**Extract to read**
- - - -
I want to install two posts to hang a hammock. For aesthetic reasons I dont
want to camber them away from one another as typically
suggested. What size steel tube would I need such that deflection is
basically non-existant with a typical 1-person weight on the hammock? (lets
say 200 lbs) The posts would be 6' above ground, 4' below ground. The
hammock would hang from the top of the posts.
I was thinking 3" diameter but I'm not sure if the minimum sidewall (1/8")
would be acceptable or if I should go thicker.
What size would be equivalent to a 6x6 wood post for this application? (ie.
primarily bending strength)
It's also going to depend a lot on whether you like a good solid sag in
the hammock or whether you like it tight as a fiddle string so there is
very little sag when the kids do a running jump on it. There are
several websites that deal with catenary sag and the tension applied at
the tie points for a given weight and sag. From there you can calculate
basic beam deflection using formulas in Machineries handbook or similar
based on your preference about how far the tops of the posts can deflect
under the weight.
I'd also probably fill the pipe with concrete. It will add a little
more strength against deflection and will make the posts seem less
"springy" if you choose a size on the low end of the strength scale.
Personally, I'd go fairly large and thick walled on the pipe as I think
it looks better (people perceive it as SOLID) and even when the rust
gremlins start taking over (rust never sleeps) there will be pleanty of
material there for a long time to keep things standing.
Thanks. I dont want any sag as a result of the posts, ideally the posts
would be completely deflection-free.
I will probably fill the pipe with concrete, and I will definitely be
setting them in the ground with concrete.
The posts will ALWAYS deflect under the load. The question is, how much
deflection is not visible to you (or you may not care if they move 1/2"
With regards to he hammock itself, as you approach zero deflection
(straight line hammock) the amount of tension on the posts will approach
infinity....there will always be some sag. The reason I bring this up
is somethwere between straight and hitting the ground in the middle is
the place you like it. If you like it to be taught, this will apply a
huge force on the posts (ignoring post deflection at this point). If
you can tolerate a foot or two of center bow, the forces will be better.
- - - -
**Work to be completed**
Can you return the part of the hammock post thread from "I want to install" up to and including "should go thicker.", word for word?

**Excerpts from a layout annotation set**
- - - -
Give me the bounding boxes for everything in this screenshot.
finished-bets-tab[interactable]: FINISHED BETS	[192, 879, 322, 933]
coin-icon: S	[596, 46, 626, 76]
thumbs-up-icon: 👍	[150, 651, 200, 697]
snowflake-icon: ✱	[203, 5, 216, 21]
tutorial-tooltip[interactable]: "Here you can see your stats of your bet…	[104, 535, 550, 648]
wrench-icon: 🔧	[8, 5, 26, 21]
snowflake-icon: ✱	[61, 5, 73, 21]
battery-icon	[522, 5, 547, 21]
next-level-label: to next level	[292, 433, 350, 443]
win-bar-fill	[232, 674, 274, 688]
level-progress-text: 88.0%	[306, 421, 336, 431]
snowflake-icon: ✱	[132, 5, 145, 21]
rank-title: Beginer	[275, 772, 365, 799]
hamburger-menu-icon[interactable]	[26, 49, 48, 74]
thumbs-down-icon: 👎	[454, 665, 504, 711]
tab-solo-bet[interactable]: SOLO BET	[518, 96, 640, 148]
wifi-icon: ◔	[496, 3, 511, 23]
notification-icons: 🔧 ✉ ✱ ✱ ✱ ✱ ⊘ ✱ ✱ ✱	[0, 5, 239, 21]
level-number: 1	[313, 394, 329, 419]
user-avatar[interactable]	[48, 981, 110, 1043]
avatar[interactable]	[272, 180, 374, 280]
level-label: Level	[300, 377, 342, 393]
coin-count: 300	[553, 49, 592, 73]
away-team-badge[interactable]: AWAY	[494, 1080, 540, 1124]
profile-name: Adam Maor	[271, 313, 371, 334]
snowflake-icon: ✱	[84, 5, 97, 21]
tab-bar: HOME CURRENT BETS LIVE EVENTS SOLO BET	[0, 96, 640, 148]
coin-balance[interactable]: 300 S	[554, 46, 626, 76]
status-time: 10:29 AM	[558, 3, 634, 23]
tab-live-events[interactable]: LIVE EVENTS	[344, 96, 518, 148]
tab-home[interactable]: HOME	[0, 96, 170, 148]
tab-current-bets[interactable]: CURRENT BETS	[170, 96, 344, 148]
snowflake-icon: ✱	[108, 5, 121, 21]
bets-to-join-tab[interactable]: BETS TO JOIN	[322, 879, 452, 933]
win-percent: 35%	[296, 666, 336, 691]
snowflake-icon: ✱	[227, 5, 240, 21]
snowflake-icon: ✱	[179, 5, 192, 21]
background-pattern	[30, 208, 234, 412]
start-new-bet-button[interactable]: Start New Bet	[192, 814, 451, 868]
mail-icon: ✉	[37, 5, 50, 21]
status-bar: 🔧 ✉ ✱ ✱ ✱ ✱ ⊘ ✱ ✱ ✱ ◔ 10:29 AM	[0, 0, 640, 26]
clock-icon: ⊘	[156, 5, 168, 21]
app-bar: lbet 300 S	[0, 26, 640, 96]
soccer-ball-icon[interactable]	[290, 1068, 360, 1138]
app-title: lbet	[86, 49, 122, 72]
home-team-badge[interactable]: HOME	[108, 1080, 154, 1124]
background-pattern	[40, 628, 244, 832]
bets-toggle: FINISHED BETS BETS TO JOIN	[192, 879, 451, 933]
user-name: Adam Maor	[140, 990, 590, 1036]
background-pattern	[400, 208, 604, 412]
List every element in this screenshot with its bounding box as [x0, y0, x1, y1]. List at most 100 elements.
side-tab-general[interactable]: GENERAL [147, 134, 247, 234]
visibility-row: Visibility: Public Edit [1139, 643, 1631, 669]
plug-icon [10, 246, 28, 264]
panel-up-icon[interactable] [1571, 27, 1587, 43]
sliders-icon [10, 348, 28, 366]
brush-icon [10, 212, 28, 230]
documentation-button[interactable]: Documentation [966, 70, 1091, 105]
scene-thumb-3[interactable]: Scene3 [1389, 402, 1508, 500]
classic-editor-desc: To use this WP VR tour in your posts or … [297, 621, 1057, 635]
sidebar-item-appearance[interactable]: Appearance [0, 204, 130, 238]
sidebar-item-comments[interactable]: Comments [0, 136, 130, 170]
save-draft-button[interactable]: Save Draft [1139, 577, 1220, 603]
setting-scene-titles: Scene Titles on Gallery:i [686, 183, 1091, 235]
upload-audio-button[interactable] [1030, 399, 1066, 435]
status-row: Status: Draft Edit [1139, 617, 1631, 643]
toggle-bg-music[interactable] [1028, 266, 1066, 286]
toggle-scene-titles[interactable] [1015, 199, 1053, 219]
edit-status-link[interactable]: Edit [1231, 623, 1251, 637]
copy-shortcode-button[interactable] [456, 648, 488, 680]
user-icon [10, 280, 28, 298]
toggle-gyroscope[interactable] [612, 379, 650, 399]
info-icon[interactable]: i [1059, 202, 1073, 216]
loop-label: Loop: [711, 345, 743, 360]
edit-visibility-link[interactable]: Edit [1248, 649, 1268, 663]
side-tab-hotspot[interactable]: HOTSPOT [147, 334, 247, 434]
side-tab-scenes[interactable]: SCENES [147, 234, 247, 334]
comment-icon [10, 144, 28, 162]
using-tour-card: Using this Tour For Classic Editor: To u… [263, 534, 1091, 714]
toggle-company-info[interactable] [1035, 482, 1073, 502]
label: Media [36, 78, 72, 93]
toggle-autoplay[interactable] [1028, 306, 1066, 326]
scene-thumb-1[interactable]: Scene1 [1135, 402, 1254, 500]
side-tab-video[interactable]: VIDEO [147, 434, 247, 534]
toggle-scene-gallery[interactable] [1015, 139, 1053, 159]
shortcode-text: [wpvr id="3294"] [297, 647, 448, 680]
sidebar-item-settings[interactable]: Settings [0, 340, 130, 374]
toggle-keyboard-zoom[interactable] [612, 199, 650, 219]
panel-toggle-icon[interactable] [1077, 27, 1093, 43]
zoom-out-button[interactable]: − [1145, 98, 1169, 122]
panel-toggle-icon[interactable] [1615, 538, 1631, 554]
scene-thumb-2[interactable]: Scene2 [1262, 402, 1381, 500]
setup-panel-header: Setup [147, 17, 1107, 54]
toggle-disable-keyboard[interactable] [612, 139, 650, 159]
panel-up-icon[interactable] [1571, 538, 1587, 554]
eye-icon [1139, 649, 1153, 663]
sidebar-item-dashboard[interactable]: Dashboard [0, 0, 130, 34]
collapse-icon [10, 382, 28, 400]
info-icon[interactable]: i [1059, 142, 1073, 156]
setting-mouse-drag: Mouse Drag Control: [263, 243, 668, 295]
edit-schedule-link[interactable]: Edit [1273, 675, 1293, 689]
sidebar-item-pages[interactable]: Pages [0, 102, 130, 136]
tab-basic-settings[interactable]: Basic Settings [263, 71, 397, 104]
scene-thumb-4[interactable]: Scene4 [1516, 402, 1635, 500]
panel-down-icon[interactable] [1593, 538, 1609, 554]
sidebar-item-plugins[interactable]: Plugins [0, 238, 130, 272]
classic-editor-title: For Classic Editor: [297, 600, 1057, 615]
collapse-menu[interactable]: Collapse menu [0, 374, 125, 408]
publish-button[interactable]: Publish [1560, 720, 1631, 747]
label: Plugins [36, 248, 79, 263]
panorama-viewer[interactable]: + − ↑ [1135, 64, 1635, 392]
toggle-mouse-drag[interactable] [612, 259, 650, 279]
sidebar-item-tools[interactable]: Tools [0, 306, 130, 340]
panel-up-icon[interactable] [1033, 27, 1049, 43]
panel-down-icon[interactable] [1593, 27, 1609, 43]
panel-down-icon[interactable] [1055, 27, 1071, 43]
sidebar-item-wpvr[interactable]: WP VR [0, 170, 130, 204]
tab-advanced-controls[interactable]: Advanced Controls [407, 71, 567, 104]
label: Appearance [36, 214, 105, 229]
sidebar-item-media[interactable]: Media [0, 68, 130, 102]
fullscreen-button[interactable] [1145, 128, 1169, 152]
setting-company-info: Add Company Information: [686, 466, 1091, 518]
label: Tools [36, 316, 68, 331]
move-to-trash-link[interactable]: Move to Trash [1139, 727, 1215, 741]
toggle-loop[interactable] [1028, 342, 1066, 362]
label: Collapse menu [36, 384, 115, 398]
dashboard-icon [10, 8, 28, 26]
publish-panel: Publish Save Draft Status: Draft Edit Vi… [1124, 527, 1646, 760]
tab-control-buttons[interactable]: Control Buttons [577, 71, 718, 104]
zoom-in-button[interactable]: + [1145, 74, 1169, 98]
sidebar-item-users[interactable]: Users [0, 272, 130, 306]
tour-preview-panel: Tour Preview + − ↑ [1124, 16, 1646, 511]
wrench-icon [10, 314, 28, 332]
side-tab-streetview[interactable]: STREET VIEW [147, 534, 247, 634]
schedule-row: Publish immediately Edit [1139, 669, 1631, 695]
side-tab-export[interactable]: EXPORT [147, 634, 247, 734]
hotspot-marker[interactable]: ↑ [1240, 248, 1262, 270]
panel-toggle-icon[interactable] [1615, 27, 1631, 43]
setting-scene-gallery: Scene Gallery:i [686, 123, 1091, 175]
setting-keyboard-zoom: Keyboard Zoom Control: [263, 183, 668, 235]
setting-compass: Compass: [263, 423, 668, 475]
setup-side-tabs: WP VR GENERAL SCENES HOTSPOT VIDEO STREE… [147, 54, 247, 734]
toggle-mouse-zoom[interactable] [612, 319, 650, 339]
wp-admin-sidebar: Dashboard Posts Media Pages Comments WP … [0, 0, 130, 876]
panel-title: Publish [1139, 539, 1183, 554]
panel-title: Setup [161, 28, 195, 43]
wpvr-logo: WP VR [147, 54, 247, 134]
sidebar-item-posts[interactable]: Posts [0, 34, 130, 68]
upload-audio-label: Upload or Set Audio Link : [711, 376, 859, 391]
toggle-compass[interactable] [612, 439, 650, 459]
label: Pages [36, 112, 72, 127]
- - - -
**Answer to this problem**
I want to install two posts to hang a hammock. For aesthetic reasons I dont
want to camber them away from one another as typically
suggested. What size steel tube would I need such that deflection is
basically non-existant with a typical 1-person weight on the hammock? (lets
say 200 lbs) The posts would be 6' above ground, 4' below ground. The
hammock would hang from the top of the posts.
I was thinking 3" diameter but I'm not sure if the minimum sidewall (1/8")
would be acceptable or if I should go thicker.